=== WRITTEN INSTRUCTION ===
Reproduce all lines of the listing below in which the word "Software" occurs.

=== PROVIDED ENTRIES ===
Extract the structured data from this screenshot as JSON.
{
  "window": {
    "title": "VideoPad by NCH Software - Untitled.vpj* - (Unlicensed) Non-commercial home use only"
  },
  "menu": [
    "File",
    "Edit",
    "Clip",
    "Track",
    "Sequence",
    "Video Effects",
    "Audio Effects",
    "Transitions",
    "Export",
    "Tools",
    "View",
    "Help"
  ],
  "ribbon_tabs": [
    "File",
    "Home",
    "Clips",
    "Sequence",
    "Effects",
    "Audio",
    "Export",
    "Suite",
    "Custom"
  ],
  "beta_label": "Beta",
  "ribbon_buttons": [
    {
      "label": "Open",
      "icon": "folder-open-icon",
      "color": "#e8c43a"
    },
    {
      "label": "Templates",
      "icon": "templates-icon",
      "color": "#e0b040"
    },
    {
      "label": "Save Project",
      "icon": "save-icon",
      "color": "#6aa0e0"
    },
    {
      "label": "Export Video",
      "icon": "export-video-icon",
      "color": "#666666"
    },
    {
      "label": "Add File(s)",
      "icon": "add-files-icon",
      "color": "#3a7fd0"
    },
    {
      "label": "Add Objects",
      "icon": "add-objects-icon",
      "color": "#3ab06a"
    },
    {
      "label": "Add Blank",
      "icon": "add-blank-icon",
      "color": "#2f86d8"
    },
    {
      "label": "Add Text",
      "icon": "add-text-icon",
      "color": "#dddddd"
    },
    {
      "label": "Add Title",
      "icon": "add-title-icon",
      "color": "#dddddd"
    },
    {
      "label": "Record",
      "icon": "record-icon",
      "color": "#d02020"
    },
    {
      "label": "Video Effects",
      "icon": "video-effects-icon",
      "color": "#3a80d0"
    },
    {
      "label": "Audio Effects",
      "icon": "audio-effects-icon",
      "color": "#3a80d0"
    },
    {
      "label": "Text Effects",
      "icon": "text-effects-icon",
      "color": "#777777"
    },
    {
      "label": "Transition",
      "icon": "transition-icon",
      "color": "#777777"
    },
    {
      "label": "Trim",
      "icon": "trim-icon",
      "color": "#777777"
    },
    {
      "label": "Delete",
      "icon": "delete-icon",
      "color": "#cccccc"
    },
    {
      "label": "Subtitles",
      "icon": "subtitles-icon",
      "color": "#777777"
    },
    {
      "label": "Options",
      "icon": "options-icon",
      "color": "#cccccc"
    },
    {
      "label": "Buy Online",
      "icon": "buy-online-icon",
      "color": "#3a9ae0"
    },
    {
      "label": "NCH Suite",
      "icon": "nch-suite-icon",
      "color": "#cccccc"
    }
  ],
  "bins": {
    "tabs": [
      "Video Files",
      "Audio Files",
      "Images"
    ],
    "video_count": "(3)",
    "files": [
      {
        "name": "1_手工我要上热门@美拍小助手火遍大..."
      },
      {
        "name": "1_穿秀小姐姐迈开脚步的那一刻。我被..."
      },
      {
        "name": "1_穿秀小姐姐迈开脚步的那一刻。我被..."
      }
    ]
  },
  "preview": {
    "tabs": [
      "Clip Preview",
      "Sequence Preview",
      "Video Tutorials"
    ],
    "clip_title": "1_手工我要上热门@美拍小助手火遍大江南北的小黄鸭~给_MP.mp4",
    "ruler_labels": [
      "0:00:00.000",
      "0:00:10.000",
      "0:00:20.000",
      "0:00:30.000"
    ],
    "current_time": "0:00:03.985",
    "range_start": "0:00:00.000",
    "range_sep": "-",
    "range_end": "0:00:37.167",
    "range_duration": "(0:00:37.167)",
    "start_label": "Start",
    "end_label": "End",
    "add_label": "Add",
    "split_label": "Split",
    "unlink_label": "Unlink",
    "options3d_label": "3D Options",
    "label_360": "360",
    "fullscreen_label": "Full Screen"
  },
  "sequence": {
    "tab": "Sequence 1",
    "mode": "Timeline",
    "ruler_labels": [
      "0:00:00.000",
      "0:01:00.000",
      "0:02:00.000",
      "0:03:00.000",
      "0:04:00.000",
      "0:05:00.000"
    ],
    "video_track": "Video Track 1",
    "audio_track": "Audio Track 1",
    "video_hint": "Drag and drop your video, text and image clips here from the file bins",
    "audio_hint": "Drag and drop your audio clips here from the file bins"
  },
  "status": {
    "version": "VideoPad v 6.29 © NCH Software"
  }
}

=== CORRECT OUTPUT ===
    "title": "VideoPad by NCH Software - Untitled.vpj* - (Unlicensed) Non-commercial home use only"
    "version": "VideoPad v 6.29 © NCH Software"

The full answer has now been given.